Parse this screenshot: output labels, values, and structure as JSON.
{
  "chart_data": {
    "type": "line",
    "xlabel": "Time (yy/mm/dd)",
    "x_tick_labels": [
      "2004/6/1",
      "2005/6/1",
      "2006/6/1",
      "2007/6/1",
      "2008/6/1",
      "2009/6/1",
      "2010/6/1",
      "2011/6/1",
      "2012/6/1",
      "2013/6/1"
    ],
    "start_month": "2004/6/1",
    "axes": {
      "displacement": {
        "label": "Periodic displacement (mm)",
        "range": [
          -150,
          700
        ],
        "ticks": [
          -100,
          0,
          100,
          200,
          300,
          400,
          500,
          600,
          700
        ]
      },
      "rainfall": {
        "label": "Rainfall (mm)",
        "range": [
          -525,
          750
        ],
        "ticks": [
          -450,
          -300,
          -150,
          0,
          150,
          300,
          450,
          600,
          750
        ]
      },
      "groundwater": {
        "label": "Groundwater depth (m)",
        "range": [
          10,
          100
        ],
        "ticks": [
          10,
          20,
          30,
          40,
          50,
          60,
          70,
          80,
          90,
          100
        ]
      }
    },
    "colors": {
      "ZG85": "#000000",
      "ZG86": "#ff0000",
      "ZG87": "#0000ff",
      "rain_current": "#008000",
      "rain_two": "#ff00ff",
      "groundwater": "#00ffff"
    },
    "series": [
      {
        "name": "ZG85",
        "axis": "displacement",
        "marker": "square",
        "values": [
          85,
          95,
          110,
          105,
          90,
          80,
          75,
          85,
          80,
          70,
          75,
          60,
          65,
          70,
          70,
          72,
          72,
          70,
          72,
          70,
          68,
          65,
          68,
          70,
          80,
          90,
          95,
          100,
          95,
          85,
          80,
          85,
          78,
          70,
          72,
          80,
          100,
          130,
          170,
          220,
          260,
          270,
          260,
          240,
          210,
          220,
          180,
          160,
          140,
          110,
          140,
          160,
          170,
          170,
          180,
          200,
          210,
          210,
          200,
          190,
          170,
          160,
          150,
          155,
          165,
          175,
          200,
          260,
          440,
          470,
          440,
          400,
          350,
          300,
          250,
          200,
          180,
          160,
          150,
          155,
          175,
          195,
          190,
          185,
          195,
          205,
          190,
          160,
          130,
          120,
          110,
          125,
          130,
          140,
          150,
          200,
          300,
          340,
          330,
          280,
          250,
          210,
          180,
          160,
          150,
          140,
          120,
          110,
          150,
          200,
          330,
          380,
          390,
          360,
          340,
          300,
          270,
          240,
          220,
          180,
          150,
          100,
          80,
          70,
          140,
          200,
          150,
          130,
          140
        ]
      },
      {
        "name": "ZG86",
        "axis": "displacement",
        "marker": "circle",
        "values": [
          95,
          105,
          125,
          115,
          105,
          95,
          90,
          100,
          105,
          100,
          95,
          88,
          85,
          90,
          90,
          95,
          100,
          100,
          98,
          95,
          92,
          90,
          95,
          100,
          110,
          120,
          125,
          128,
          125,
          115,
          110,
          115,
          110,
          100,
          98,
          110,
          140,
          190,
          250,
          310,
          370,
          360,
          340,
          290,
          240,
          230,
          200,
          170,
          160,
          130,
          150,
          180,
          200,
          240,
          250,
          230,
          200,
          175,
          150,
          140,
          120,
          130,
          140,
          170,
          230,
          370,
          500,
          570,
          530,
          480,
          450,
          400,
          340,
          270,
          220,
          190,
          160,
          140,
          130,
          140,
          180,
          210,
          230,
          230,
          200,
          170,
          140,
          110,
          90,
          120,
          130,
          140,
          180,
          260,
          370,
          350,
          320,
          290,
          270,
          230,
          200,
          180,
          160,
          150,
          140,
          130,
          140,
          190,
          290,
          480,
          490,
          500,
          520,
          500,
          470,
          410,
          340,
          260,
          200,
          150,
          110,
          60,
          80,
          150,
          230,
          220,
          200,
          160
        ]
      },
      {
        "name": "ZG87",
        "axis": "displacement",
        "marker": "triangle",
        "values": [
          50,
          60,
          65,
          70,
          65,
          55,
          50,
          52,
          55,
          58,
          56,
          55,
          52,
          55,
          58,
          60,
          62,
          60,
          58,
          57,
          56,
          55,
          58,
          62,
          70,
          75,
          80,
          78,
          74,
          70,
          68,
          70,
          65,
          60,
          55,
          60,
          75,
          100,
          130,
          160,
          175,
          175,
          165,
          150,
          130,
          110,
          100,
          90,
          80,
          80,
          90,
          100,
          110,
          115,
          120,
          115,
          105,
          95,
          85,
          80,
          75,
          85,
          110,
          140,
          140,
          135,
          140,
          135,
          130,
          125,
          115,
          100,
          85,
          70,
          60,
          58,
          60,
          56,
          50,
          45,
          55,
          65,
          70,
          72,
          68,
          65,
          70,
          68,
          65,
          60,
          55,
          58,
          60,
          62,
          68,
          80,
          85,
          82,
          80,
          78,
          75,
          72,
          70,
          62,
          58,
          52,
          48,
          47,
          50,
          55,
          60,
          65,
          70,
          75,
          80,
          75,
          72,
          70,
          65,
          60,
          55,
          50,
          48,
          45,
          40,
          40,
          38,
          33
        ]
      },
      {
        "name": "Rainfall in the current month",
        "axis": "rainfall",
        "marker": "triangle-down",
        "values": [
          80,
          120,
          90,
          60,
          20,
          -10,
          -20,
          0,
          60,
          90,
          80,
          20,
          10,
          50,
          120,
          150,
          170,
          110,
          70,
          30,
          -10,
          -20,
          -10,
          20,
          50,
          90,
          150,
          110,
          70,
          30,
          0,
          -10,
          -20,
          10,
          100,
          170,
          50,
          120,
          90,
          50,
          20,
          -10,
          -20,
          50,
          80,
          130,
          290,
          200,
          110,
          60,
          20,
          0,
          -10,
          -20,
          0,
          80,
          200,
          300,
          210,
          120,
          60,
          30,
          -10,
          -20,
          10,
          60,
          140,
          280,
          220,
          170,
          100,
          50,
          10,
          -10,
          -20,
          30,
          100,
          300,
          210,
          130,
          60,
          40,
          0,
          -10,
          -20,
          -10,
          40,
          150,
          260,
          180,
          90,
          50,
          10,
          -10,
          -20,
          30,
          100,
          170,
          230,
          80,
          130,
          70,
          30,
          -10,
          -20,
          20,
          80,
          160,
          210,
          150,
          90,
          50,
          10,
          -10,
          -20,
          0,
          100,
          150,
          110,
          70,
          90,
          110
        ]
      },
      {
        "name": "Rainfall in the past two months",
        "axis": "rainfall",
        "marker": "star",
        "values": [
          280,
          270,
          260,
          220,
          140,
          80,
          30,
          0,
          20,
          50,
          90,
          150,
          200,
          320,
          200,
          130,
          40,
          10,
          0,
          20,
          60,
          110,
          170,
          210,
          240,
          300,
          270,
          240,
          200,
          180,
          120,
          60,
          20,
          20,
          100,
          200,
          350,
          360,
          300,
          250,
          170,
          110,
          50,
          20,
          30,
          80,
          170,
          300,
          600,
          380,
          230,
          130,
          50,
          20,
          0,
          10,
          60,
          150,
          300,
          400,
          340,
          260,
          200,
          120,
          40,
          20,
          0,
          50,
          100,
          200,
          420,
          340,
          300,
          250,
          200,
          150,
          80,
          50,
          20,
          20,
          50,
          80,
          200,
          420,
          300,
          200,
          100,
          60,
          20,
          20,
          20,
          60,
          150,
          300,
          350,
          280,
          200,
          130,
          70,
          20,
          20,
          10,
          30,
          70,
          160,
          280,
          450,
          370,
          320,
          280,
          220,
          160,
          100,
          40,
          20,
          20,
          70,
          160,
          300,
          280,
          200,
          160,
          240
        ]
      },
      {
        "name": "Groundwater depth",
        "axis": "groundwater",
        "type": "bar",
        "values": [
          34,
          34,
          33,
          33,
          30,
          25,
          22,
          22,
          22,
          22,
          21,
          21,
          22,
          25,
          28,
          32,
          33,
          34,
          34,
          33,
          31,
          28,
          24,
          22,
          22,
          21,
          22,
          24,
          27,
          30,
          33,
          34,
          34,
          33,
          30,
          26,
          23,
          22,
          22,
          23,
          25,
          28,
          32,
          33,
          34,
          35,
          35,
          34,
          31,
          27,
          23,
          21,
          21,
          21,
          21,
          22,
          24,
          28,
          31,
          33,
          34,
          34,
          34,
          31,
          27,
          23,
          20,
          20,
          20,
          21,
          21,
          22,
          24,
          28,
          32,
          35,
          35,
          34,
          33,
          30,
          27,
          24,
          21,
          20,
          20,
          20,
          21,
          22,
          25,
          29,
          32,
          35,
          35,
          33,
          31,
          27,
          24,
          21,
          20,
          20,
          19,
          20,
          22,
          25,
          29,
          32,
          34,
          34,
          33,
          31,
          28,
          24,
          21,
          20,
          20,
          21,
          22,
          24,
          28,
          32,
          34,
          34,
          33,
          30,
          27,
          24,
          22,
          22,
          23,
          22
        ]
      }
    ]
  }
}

═══

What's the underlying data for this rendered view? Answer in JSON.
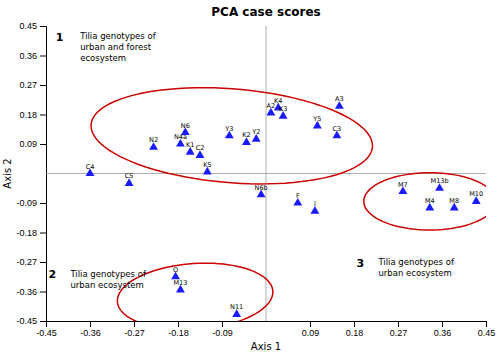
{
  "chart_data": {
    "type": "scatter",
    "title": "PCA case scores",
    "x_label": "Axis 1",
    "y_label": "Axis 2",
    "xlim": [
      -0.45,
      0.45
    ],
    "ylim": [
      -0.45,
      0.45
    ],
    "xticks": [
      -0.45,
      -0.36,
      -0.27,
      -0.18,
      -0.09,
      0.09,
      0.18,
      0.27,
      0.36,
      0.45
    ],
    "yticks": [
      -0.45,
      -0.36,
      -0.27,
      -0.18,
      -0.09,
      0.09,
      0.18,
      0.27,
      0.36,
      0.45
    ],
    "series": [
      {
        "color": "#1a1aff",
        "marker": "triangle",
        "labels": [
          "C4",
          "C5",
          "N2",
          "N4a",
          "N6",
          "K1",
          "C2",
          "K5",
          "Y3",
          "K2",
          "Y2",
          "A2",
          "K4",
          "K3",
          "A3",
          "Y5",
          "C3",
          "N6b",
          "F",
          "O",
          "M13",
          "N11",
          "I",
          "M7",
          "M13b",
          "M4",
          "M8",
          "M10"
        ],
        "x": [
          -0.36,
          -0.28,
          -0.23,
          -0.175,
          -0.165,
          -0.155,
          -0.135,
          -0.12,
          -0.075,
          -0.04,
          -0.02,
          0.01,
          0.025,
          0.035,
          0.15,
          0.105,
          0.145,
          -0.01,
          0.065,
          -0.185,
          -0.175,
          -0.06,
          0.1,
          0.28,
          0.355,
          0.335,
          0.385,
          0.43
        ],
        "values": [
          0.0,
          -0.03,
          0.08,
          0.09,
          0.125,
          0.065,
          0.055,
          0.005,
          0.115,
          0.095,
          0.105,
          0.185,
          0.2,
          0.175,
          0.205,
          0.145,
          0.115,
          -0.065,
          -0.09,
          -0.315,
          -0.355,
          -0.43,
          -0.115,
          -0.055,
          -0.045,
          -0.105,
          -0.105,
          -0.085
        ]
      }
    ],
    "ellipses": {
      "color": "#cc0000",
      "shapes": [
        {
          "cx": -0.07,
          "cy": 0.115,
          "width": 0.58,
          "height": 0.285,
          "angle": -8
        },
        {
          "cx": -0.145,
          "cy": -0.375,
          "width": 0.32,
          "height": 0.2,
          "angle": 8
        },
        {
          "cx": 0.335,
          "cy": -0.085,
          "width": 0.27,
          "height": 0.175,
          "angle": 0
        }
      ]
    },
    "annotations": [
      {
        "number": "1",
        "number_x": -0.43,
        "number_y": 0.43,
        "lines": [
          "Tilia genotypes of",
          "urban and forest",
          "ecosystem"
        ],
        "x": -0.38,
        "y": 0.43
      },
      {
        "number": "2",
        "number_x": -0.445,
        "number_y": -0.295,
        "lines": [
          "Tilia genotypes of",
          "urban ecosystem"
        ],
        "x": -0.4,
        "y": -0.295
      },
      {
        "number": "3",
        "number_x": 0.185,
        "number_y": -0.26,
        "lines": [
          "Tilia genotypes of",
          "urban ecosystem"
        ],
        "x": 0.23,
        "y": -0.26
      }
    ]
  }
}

═══

WHAT THE TASK REQUIRES:
For each line in the data above that contains the string "marker", extract the line.

EXERCISE SOLUTION:
        "marker": "square",
        "marker": "circle",
        "marker": "triangle",
        "marker": "triangle-down",
        "marker": "star",
        "marker": "triangle",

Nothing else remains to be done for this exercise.